Your answer should be one number: how many lines of the data include the string "Koiro"?

== Dataset items ==
/---
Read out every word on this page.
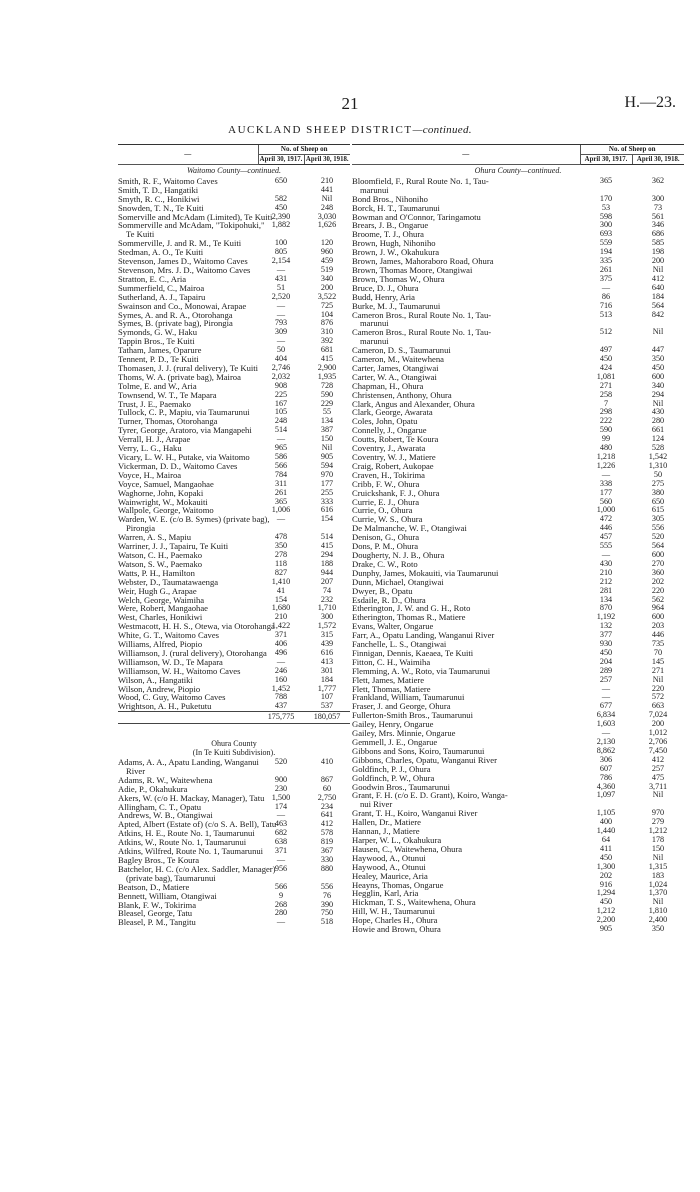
21	H.—23.
AUCKLAND SHEEP DISTRICT—continued.
—	No. of Sheep on	
	April 30, 1917.	April 30, 1918.
Waitomo County—continued.		
Smith, R. F., Waitomo Caves	650	210
Smith, T. D., Hangatiki		441
Smyth, R. C., Honikiwi	582	Nil
Snowden, T. N., Te Kuiti	450	248
Somerville and McAdam (Limited), Te Kuiti	2,390	3,030
Sommerville and McAdam, "Tokipohuki,"	1,882	1,626
Te Kuiti		
Sommerville, J. and R. M., Te Kuiti	100	120
Stedman, A. O., Te Kuiti	805	960
Stevenson, James D., Waitomo Caves	2,154	459
Stevenson, Mrs. J. D., Waitomo Caves	—	519
Stratton, E. C., Aria	431	340
Summerfield, C., Mairoa	51	200
Sutherland, A. J., Tapairu	2,520	3,522
Swainson and Co., Monowai, Arapae	—	725
Symes, A. and R. A., Otorohanga	—	104
Symes, B. (private bag), Pirongia	793	876
Symonds, G. W., Haku	309	310
Tappin Bros., Te Kuiti	—	392
Tatham, James, Oparure	50	681
Tennent, P. D., Te Kuiti	404	415
Thomasen, J. J. (rural delivery), Te Kuiti	2,746	2,900
Thoms, W. A. (private bag), Mairoa	2,032	1,935
Tolme, E. and W., Aria	908	728
Townsend, W. T., Te Mapara	225	590
Trust, J. E., Paemako	167	229
Tullock, C. P., Mapiu, via Taumarunui	105	55
Turner, Thomas, Otorohanga	248	134
Tyrer, George, Aratoro, via Mangapehi	514	387
Verrall, H. J., Arapae	—	150
Verry, L. G., Haku	965	Nil
Vicary, L. W. H., Putake, via Waitomo	586	905
Vickerman, D. D., Waitomo Caves	566	594
Voyce, H., Mairoa	784	970
Voyce, Samuel, Mangaohae	311	177
Waghorne, John, Kopaki	261	255
Wainwright, W., Mokauiti	365	333
Wallpole, George, Waitomo	1,006	616
Warden, W. E. (c/o B. Symes) (private bag),	—	154
Pirongia		
Warren, A. S., Mapiu	478	514
Warriner, J. J., Tapairu, Te Kuiti	350	415
Watson, C. H., Paemako	278	294
Watson, S. W., Paemako	118	188
Watts, P. H., Hamilton	827	944
Webster, D., Taumatawaenga	1,410	207
Weir, Hugh G., Arapae	41	74
Welch, George, Waimiha	154	232
Were, Robert, Mangaohae	1,680	1,710
West, Charles, Honikiwi	210	300
Westmacott, H. H. S., Otewa, via Otorohanga	1,422	1,572
White, G. T., Waitomo Caves	371	315
Williams, Alfred, Piopio	406	439
Williamson, J. (rural delivery), Otorohanga	496	616
Williamson, W. D., Te Mapara	—	413
Williamson, W. H., Waitomo Caves	246	301
Wilson, A., Hangatiki	160	184
Wilson, Andrew, Piopio	1,452	1,777
Wood, C. Guy, Waitomo Caves	788	107
Wrightson, A. H., Puketutu	437	537
	175,775	180,057

Ohura County		
(In Te Kuiti Subdivision).		
Adams, A. A., Apatu Landing, Wanganui	520	410
River		
Adams, R. W., Waitewhena	900	867
Adie, P., Okahukura	230	60
Akers, W. (c/o H. Mackay, Manager), Tatu	1,500	2,750
Allingham, C. T., Opatu	174	234
Andrews, W. B., Otangiwai	—	641
Apted, Albert (Estate of) (c/o S. A. Bell), Tatu	463	412
Atkins, H. E., Route No. 1, Taumarunui	682	578
Atkins, W., Route No. 1, Taumarunui	638	819
Atkins, Wilfred, Route No. 1, Taumarunui	371	367
Bagley Bros., Te Koura	—	330
Batchelor, H. C. (c/o Alex. Saddler, Manager)	956	880
(private bag), Taumarunui		
Beatson, D., Matiere	566	556
Bennett, William, Otangiwai	9	76
Blank, F. W., Tokirima	268	390
Bleasel, George, Tatu	280	750
Bleasel, P. M., Tangitu	—	518
—	No. of Sheep on	
	April 30, 1917.	April 30, 1918.
Ohura County—continued.		
Bloomfield, F., Rural Route No. 1, Tau-	365	362
marunui		
Bond Bros., Nihoniho	170	300
Borck, H. T., Taumarunui	53	73
Bowman and O'Connor, Taringamotu	598	561
Brears, J. B., Ongarue	300	346
Broome, T. J., Ohura	693	686
Brown, Hugh, Nihoniho	559	585
Brown, J. W., Okahukura	194	198
Brown, James, Mahoraboro Road, Ohura	335	200
Brown, Thomas Moore, Otangiwai	261	Nil
Brown, Thomas W., Ohura	375	412
Bruce, D. J., Ohura	—	640
Budd, Henry, Aria	86	184
Burke, M. J., Taumarunui	716	564
Cameron Bros., Rural Route No. 1, Tau-	513	842
marunui		
Cameron Bros., Rural Route No. 1, Tau-	512	Nil
marunui		
Cameron, D. S., Taumarunui	497	447
Cameron, M., Waitewhena	450	350
Carter, James, Otangiwai	424	450
Carter, W. A., Otangiwai	1,081	600
Chapman, H., Ohura	271	340
Christensen, Anthony, Ohura	258	294
Clark, Angus and Alexander, Ohura	7	Nil
Clark, George, Awarata	298	430
Coles, John, Opatu	222	280
Connelly, J., Ongarue	590	661
Coutts, Robert, Te Koura	99	124
Coventry, J., Awarata	480	528
Coventry, W. J., Matiere	1,218	1,542
Craig, Robert, Aukopae	1,226	1,310
Craven, H., Tokirima	—	50
Cribb, F. W., Ohura	338	275
Cruickshank, F. J., Ohura	177	380
Currie, E. J., Ohura	560	650
Currie, O., Ohura	1,000	615
Currie, W. S., Ohura	472	305
De Malmanche, W. F., Otangiwai	446	556
Denison, G., Ohura	457	520
Dons, P. M., Ohura	555	564
Dougherty, N. J. B., Ohura	—	600
Drake, C. W., Roto	430	270
Dunphy, James, Mokauiti, via Taumarunui	210	360
Dunn, Michael, Otangiwai	212	202
Dwyer, B., Opatu	281	220
Esdaile, R. D., Ohura	134	562
Etherington, J. W. and G. H., Roto	870	964
Etherington, Thomas R., Matiere	1,192	600
Evans, Walter, Ongarue	132	203
Farr, A., Opatu Landing, Wanganui River	377	446
Fanchelle, L. S., Otangiwai	930	735
Finnigan, Dennis, Kaeaea, Te Kuiti	450	70
Fitton, C. H., Waimiha	204	145
Flemming, A. W., Roto, via Taumarunui	289	271
Flett, James, Matiere	257	Nil
Flett, Thomas, Matiere	—	220
Frankland, William, Taumarunui	—	572
Fraser, J. and George, Ohura	677	663
Fullerton-Smith Bros., Taumarunui	6,834	7,024
Gailey, Henry, Ongarue	1,603	200
Gailey, Mrs. Minnie, Ongarue	—	1,012
Gemmell, J. E., Ongarue	2,130	2,706
Gibbons and Sons, Koiro, Taumarunui	8,862	7,450
Gibbons, Charles, Opatu, Wanganui River	306	412
Goldfinch, P. J., Ohura	607	257
Goldfinch, P. W., Ohura	786	475
Goodwin Bros., Taumarunui	4,360	3,711
Grant, F. H. (c/o E. D. Grant), Koiro, Wanga-	1,097	Nil
nui River		
Grant, T. H., Koiro, Wanganui River	1,105	970
Hallen, Dr., Matiere	400	279
Hannan, J., Matiere	1,440	1,212
Harper, W. L., Okahukura	64	178
Hausen, C., Waitewhena, Ohura	411	150
Haywood, A., Otunui	450	Nil
Haywood, A., Otunui	1,300	1,315
Healey, Maurice, Aria	202	183
Heayns, Thomas, Ongarue	916	1,024
Hegglin, Karl, Aria	1,294	1,370
Hickman, T. S., Waitewhena, Ohura	450	Nil
Hill, W. H., Taumarunui	1,212	1,810
Hope, Charles H., Ohura	2,200	2,400
Howie and Brown, Ohura	905	350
\---
== THE COMPLETED TASK ==
3